==== EXTRAIT PROPOSÉ

Il faut tout de même noter que la chanteuse se trimballe une image de guerrière depuis la fin des années 1970, la presse la désignant régulièrement comme une valkyrie, une amazone et (malheureusement) aussi une diva. Soit tout un lexique caricatural qu’on accole généralement aux femmes libres et échappant au cliché de la gentille épouse soumise ou de la bimbo ultra sexualisée un peu bête (l’assistante du magicien). Quoiqu’il en soit, une chose est sûre: Grace Jones n’avait besoin de personne pour ouvrir ses huîtres.

========
==== DONNÉES FOURNIES

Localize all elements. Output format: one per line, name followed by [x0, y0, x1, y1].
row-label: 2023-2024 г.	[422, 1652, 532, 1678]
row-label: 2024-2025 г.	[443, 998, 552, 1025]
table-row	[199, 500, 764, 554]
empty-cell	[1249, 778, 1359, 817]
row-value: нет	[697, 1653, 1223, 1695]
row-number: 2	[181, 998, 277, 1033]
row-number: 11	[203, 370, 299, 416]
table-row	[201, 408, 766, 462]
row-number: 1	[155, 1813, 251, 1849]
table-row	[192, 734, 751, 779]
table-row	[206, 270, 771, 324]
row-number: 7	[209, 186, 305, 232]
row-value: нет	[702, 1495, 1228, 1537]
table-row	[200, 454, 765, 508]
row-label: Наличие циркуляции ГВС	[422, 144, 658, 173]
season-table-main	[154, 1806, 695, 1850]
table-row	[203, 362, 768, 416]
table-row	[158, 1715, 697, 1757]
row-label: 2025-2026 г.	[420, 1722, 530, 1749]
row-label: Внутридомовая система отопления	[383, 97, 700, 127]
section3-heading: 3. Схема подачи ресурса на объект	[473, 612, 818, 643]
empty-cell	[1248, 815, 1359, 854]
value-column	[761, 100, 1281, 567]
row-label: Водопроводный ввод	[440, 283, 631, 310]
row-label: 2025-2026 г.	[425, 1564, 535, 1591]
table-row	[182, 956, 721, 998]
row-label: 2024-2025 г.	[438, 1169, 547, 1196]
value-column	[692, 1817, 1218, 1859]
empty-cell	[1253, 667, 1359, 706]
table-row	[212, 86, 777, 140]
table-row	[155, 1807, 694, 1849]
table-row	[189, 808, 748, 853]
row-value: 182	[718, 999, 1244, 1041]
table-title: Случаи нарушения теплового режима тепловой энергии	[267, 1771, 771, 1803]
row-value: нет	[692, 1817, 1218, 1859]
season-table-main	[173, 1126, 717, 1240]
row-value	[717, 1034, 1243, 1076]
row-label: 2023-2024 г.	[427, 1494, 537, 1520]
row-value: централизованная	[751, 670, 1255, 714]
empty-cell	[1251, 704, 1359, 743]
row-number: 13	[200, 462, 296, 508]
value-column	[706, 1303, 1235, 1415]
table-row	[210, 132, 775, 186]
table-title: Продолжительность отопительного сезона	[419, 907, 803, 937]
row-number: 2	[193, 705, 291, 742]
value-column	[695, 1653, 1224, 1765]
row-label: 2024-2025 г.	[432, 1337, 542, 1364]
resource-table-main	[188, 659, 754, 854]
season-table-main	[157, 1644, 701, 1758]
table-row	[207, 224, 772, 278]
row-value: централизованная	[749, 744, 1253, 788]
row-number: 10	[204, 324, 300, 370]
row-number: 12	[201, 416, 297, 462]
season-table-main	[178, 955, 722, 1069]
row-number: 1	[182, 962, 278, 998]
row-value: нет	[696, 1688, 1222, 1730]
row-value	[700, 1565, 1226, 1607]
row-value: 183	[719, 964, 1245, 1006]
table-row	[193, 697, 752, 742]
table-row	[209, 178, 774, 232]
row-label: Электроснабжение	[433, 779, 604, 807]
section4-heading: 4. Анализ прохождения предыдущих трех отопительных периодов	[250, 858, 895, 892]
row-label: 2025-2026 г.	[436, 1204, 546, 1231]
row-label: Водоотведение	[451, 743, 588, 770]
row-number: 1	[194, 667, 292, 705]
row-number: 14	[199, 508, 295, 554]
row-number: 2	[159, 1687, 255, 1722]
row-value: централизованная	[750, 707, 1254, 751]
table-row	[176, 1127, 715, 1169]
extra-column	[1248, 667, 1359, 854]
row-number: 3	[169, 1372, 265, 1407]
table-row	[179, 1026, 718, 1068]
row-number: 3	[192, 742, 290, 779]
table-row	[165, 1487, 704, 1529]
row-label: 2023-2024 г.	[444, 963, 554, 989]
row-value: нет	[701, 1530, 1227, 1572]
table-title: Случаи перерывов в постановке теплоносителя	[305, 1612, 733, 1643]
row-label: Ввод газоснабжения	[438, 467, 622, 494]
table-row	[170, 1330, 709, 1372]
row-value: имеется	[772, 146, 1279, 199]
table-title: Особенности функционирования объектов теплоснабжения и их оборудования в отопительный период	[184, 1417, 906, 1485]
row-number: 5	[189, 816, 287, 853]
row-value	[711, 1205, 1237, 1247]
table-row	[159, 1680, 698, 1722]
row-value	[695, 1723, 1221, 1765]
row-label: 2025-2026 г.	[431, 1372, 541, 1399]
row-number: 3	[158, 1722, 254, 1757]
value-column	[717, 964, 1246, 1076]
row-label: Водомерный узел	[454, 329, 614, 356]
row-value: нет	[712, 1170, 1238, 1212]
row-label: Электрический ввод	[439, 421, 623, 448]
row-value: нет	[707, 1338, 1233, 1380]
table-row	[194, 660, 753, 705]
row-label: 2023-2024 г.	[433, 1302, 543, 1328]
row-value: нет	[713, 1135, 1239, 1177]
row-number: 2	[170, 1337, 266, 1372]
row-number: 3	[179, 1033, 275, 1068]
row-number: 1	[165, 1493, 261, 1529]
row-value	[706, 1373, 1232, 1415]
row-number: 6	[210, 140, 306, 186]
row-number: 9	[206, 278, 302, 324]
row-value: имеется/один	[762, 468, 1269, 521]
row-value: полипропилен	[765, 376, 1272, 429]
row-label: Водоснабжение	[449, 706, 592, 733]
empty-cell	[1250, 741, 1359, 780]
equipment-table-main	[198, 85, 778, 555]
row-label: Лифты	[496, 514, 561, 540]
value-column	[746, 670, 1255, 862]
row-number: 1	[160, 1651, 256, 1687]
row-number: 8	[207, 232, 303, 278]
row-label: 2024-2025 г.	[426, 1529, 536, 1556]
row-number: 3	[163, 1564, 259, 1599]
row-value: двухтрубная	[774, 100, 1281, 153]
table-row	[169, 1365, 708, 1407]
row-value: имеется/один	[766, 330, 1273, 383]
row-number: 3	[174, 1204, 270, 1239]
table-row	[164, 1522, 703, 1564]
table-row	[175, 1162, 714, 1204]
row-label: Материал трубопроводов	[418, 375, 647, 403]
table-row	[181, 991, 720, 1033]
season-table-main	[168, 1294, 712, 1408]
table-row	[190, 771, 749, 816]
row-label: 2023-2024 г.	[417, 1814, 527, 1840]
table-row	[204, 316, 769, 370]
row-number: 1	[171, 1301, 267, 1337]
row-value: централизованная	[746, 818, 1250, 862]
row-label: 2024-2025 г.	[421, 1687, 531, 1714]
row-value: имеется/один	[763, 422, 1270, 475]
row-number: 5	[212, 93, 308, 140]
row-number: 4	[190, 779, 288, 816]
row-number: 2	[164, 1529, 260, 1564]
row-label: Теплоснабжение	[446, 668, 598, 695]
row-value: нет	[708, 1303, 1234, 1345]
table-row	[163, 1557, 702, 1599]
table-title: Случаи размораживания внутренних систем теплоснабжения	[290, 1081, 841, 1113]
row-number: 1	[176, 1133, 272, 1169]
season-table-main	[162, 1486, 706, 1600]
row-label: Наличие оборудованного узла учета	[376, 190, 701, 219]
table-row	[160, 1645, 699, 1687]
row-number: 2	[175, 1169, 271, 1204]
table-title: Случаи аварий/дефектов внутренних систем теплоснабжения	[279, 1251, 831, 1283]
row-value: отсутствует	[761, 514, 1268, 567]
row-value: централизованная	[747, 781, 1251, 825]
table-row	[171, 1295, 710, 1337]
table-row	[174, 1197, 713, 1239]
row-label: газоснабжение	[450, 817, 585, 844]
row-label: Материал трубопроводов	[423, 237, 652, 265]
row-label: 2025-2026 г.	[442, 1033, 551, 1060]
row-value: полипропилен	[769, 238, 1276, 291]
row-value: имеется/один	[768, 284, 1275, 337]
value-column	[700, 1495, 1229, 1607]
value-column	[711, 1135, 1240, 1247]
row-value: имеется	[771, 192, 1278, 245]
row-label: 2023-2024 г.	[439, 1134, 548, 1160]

========

• TRAVAIL DEMANDÉ
Recopiez l'extrait sur Grace Jones de « Il faut tout » à « ouvrir ses huîtres. », en substituant « combattante » à « guerrière ». Ces données ne servent pas à la réalisation du travail.

• CORRIGÉ PROPOSÉ
Il faut tout de même noter que la chanteuse se trimballe une image de combattante depuis la fin des années 1970, la presse la désignant régulièrement comme une valkyrie, une amazone et (malheureusement) aussi une diva. Soit tout un lexique caricatural qu’on accole généralement aux femmes libres et échappant au cliché de la gentille épouse soumise ou de la bimbo ultra sexualisée un peu bête (l’assistante du magicien). Quoiqu’il en soit, une chose est sûre: Grace Jones n’avait besoin de personne pour ouvrir ses huîtres.